⟨

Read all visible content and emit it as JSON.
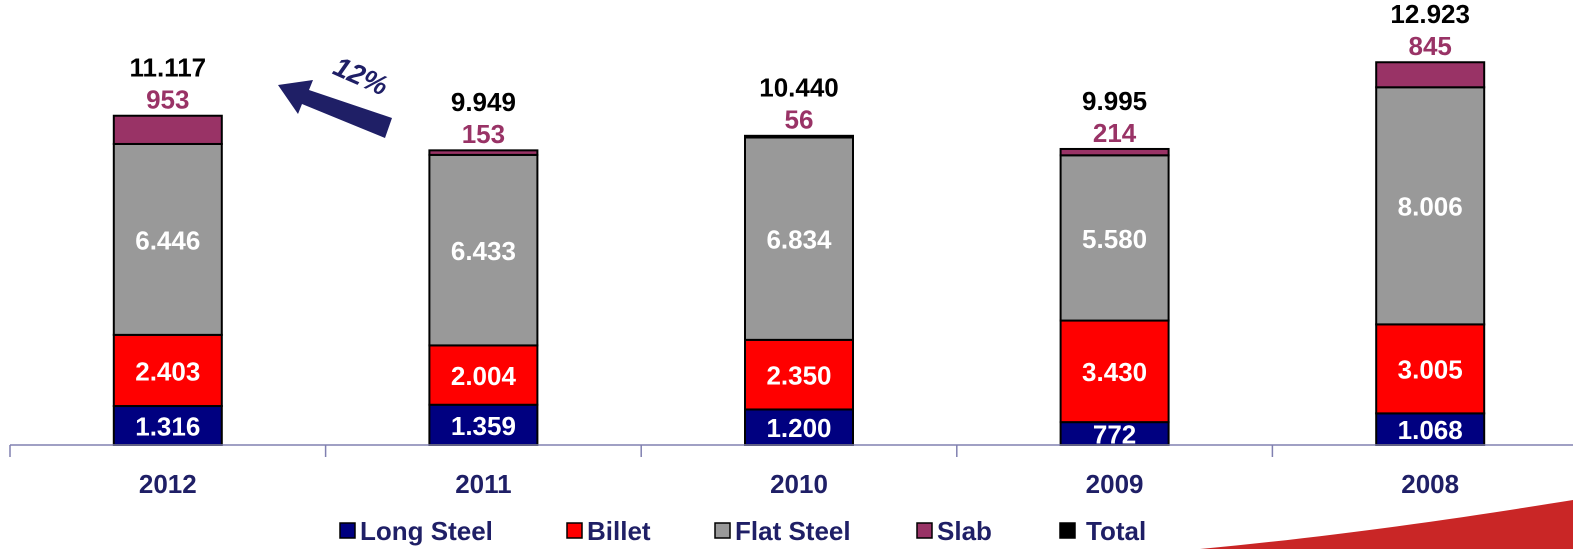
{
  "chart_data": {
    "type": "stacked_bar",
    "categories": [
      "2012",
      "2011",
      "2010",
      "2009",
      "2008"
    ],
    "series": [
      {
        "name": "Long Steel",
        "color": "#000080",
        "values": [
          1316,
          1359,
          1200,
          772,
          1068
        ],
        "value_labels": [
          "1.316",
          "1.359",
          "1.200",
          "772",
          "1.068"
        ]
      },
      {
        "name": "Billet",
        "color": "#ff0000",
        "values": [
          2403,
          2004,
          2350,
          3430,
          3005
        ],
        "value_labels": [
          "2.403",
          "2.004",
          "2.350",
          "3.430",
          "3.005"
        ]
      },
      {
        "name": "Flat Steel",
        "color": "#999999",
        "values": [
          6446,
          6433,
          6834,
          5580,
          8006
        ],
        "value_labels": [
          "6.446",
          "6.433",
          "6.834",
          "5.580",
          "8.006"
        ]
      },
      {
        "name": "Slab",
        "color": "#993366",
        "values": [
          953,
          153,
          56,
          214,
          845
        ]
      },
      {
        "name": "Total",
        "color": "#000000",
        "values": [
          11117,
          9949,
          10440,
          9995,
          12923
        ],
        "value_labels": [
          "11.117",
          "9.949",
          "10.440",
          "9.995",
          "12.923"
        ]
      }
    ],
    "ylim": [
      0,
      13000
    ],
    "annotation": "12%"
  }
}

⟩

Exercise goal =>
Go through the listing above and quote it exactly, apart from its images.

Complete answer =>
Read all visible content and emit it as JSON.
{
  "chart_data": {
    "type": "stacked_bar",
    "categories": [
      "2012",
      "2011",
      "2010",
      "2009",
      "2008"
    ],
    "series": [
      {
        "name": "Long Steel",
        "color": "#000080",
        "values": [
          1316,
          1359,
          1200,
          772,
          1068
        ],
        "value_labels": [
          "1.316",
          "1.359",
          "1.200",
          "772",
          "1.068"
        ]
      },
      {
        "name": "Billet",
        "color": "#ff0000",
        "values": [
          2403,
          2004,
          2350,
          3430,
          3005
        ],
        "value_labels": [
          "2.403",
          "2.004",
          "2.350",
          "3.430",
          "3.005"
        ]
      },
      {
        "name": "Flat Steel",
        "color": "#999999",
        "values": [
          6446,
          6433,
          6834,
          5580,
          8006
        ],
        "value_labels": [
          "6.446",
          "6.433",
          "6.834",
          "5.580",
          "8.006"
        ]
      },
      {
        "name": "Slab",
        "color": "#993366",
        "values": [
          953,
          153,
          56,
          214,
          845
        ]
      },
      {
        "name": "Total",
        "color": "#000000",
        "values": [
          11117,
          9949,
          10440,
          9995,
          12923
        ],
        "value_labels": [
          "11.117",
          "9.949",
          "10.440",
          "9.995",
          "12.923"
        ]
      }
    ],
    "ylim": [
      0,
      13000
    ],
    "annotation": "12%"
  }
}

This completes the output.